- **What is expected**: Copy out each line featuring the string "this" from the entries beneath.

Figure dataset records
────

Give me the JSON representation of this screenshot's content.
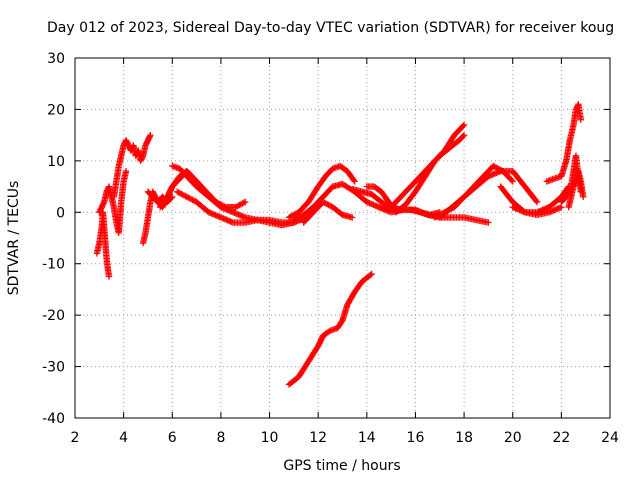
{
  "chart_data": {
    "type": "scatter",
    "title": "Day 012 of 2023, Sidereal Day-to-day VTEC variation (SDTVAR) for receiver koug",
    "xlabel": "GPS time / hours",
    "ylabel": "SDTVAR / TECUs",
    "xlim": [
      2,
      24
    ],
    "ylim": [
      -40,
      30
    ],
    "xticks": [
      2,
      4,
      6,
      8,
      10,
      12,
      14,
      16,
      18,
      20,
      22,
      24
    ],
    "yticks": [
      -40,
      -30,
      -20,
      -10,
      0,
      10,
      20,
      30
    ],
    "xtick_labels": [
      "2",
      "4",
      "6",
      "8",
      "10",
      "12",
      "14",
      "16",
      "18",
      "20",
      "22",
      "24"
    ],
    "ytick_labels": [
      "-40",
      "-30",
      "-20",
      "-10",
      "0",
      "10",
      "20",
      "30"
    ],
    "grid": true,
    "marker": "plus",
    "color": "#ff0000",
    "series": [
      {
        "name": "s1",
        "x": [
          2.9,
          3.0,
          3.1,
          3.15,
          3.2,
          3.25,
          3.3,
          3.35,
          3.4
        ],
        "y": [
          -8,
          -6,
          -3,
          0,
          -3,
          -6,
          -9,
          -11,
          -12.5
        ]
      },
      {
        "name": "s2",
        "x": [
          3.0,
          3.1,
          3.2,
          3.3,
          3.4,
          3.5,
          3.6,
          3.7,
          3.8,
          3.9,
          4.0,
          4.1
        ],
        "y": [
          0,
          1,
          2,
          4,
          5,
          3,
          1,
          -2,
          -4,
          2,
          6,
          8
        ]
      },
      {
        "name": "s3",
        "x": [
          3.6,
          3.7,
          3.8,
          3.9,
          4.0,
          4.1,
          4.2,
          4.3,
          4.4,
          4.5,
          4.6,
          4.7,
          4.8,
          4.9,
          5.0,
          5.1
        ],
        "y": [
          3,
          6,
          9,
          11,
          13,
          14,
          13,
          12,
          13,
          11,
          12,
          10,
          11,
          13,
          14,
          15
        ]
      },
      {
        "name": "s4",
        "x": [
          4.8,
          4.9,
          5.0,
          5.1,
          5.2,
          5.3,
          5.4,
          5.6,
          5.8,
          6.0
        ],
        "y": [
          -6,
          -4,
          -1,
          2,
          4,
          3,
          2,
          3,
          2,
          3
        ]
      },
      {
        "name": "s5",
        "x": [
          5.0,
          5.2,
          5.4,
          5.6,
          5.8,
          6.0,
          6.2,
          6.4,
          6.6,
          6.8,
          7.0,
          7.2
        ],
        "y": [
          4,
          3,
          2,
          1,
          3,
          5,
          6,
          7,
          8,
          7,
          6,
          5
        ]
      },
      {
        "name": "s6",
        "x": [
          5.5,
          5.8,
          6.0,
          6.3,
          6.6,
          7.0,
          7.4,
          7.8,
          8.2,
          8.6,
          9.0
        ],
        "y": [
          1,
          3,
          5,
          7,
          8,
          6,
          4,
          2,
          1,
          1,
          2
        ]
      },
      {
        "name": "s7",
        "x": [
          6.0,
          6.3,
          6.6,
          7.0,
          7.5,
          8.0,
          8.5,
          9.0,
          9.5,
          10.0,
          10.5,
          11.0,
          11.5
        ],
        "y": [
          9,
          8.5,
          7,
          5,
          3,
          1,
          0,
          -1,
          -1.5,
          -1.5,
          -2,
          -2,
          -1
        ]
      },
      {
        "name": "s8",
        "x": [
          6.2,
          6.6,
          7.0,
          7.5,
          8.0,
          8.5,
          9.0,
          9.5,
          10.0,
          10.5,
          11.0
        ],
        "y": [
          4,
          3,
          2,
          0,
          -1,
          -2,
          -2,
          -1.5,
          -2,
          -2.5,
          -2
        ]
      },
      {
        "name": "s9",
        "x": [
          10.8,
          11.2,
          11.6,
          12.0,
          12.2,
          12.5,
          12.8,
          13.0,
          13.2,
          13.5,
          13.8,
          14.2
        ],
        "y": [
          -33.5,
          -32,
          -29,
          -26,
          -24,
          -23,
          -22.5,
          -21,
          -18,
          -15.5,
          -13.5,
          -12
        ]
      },
      {
        "name": "s10",
        "x": [
          10.8,
          11.2,
          11.6,
          12.0,
          12.3,
          12.6,
          12.9,
          13.2,
          13.5
        ],
        "y": [
          -1,
          0,
          2,
          5,
          7,
          8.5,
          9,
          8,
          6
        ]
      },
      {
        "name": "s11",
        "x": [
          11.0,
          11.4,
          11.8,
          12.2,
          12.6,
          13.0,
          13.5,
          14.0,
          14.5,
          15.0,
          15.5
        ],
        "y": [
          -1.5,
          -0.5,
          1,
          3,
          5,
          5.5,
          4,
          2,
          1,
          0,
          0.5
        ]
      },
      {
        "name": "s12",
        "x": [
          11.4,
          11.8,
          12.2,
          12.6,
          13.0,
          13.4
        ],
        "y": [
          -2,
          0,
          2,
          1,
          -0.5,
          -1
        ]
      },
      {
        "name": "s13",
        "x": [
          13.4,
          13.8,
          14.2,
          14.6,
          15.0,
          15.4,
          15.8,
          16.2,
          16.6,
          17.0
        ],
        "y": [
          4.5,
          4,
          3.5,
          2,
          1,
          0.5,
          0.5,
          0,
          -0.5,
          0
        ]
      },
      {
        "name": "s14",
        "x": [
          14.0,
          14.3,
          14.6,
          14.9,
          15.2,
          15.6,
          16.0,
          16.4,
          16.8,
          17.2,
          17.6,
          18.0
        ],
        "y": [
          5,
          5,
          4,
          2,
          0,
          1.5,
          4,
          7,
          10,
          12,
          15,
          17
        ]
      },
      {
        "name": "s15",
        "x": [
          15.0,
          15.4,
          15.8,
          16.2,
          16.6,
          17.0,
          17.4,
          17.8,
          18.0
        ],
        "y": [
          1,
          3,
          5,
          7,
          9,
          11,
          12.5,
          14,
          15
        ]
      },
      {
        "name": "s16",
        "x": [
          14.5,
          15.0,
          15.5,
          16.0,
          16.5,
          17.0,
          17.5,
          18.0,
          18.5,
          19.0
        ],
        "y": [
          1,
          0.5,
          0.5,
          0.5,
          -0.5,
          -1,
          -1,
          -1,
          -1.5,
          -2
        ]
      },
      {
        "name": "s17",
        "x": [
          16.8,
          17.2,
          17.6,
          18.0,
          18.4,
          18.8,
          19.2,
          19.6,
          20.0
        ],
        "y": [
          -1,
          0,
          1,
          3,
          5,
          7,
          9,
          8,
          6
        ]
      },
      {
        "name": "s18",
        "x": [
          17.0,
          17.5,
          18.0,
          18.5,
          19.0,
          19.5,
          20.0,
          20.5,
          21.0
        ],
        "y": [
          -1,
          1,
          3,
          5,
          7,
          8,
          8,
          5,
          2
        ]
      },
      {
        "name": "s19",
        "x": [
          19.5,
          20.0,
          20.5,
          21.0,
          21.5,
          22.0,
          22.3
        ],
        "y": [
          5,
          2,
          0,
          0,
          1,
          3,
          5
        ]
      },
      {
        "name": "s20",
        "x": [
          20.0,
          20.5,
          21.0,
          21.5,
          22.0
        ],
        "y": [
          1,
          0,
          -0.5,
          0,
          1
        ]
      },
      {
        "name": "s21",
        "x": [
          21.4,
          21.7,
          22.0,
          22.2,
          22.35,
          22.5,
          22.6,
          22.7,
          22.8
        ],
        "y": [
          6,
          6.5,
          7,
          10,
          14,
          17,
          20,
          21,
          18
        ]
      },
      {
        "name": "s22",
        "x": [
          22.0,
          22.2,
          22.4,
          22.5,
          22.6,
          22.7,
          22.8
        ],
        "y": [
          2,
          3,
          5,
          8,
          11,
          7,
          4
        ]
      },
      {
        "name": "s23",
        "x": [
          22.3,
          22.4,
          22.5,
          22.6,
          22.7,
          22.8,
          22.9
        ],
        "y": [
          1,
          3,
          5,
          6,
          8,
          6,
          3
        ]
      }
    ]
  }
}
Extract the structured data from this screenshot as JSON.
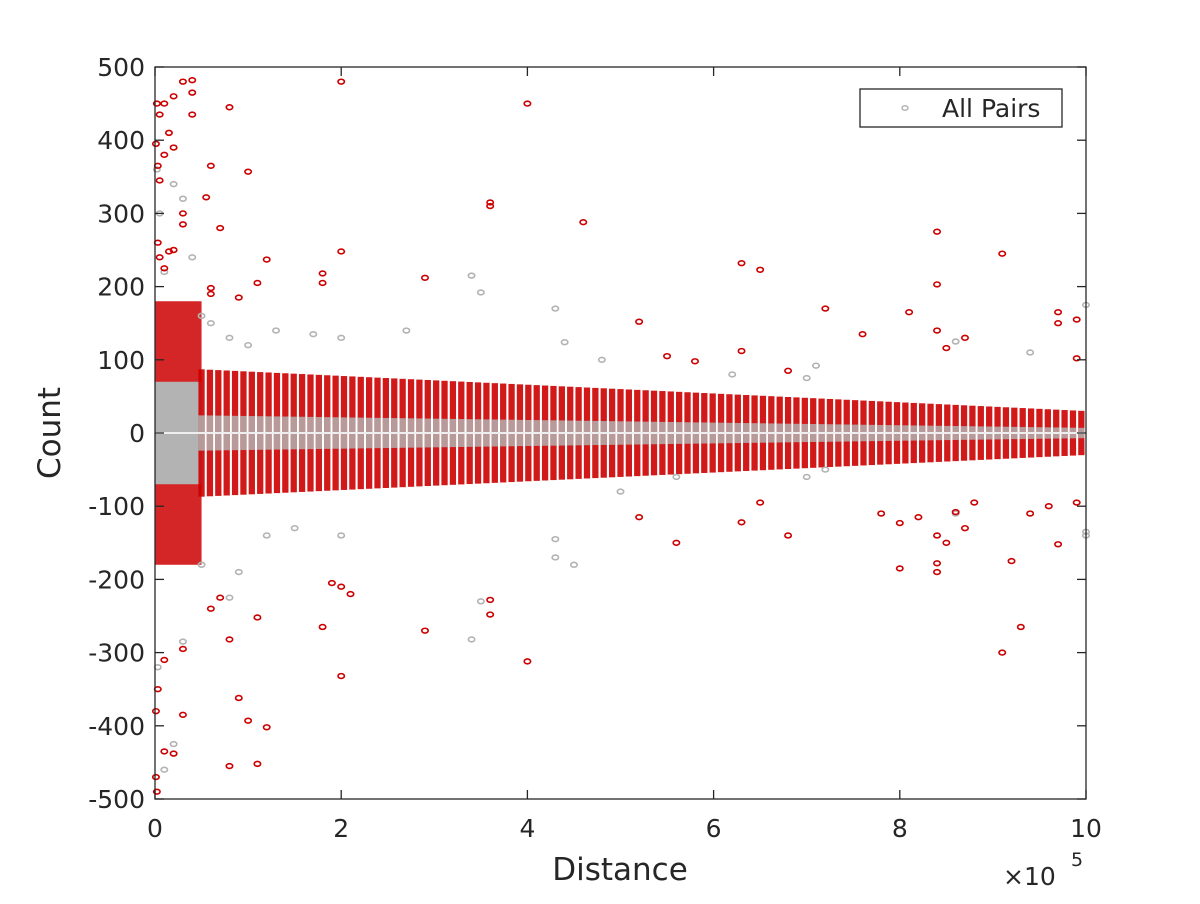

────

- **Written answer**:
Give me the JSON representation of this screenshot's content.
Extract the structured data from this screenshot as JSON.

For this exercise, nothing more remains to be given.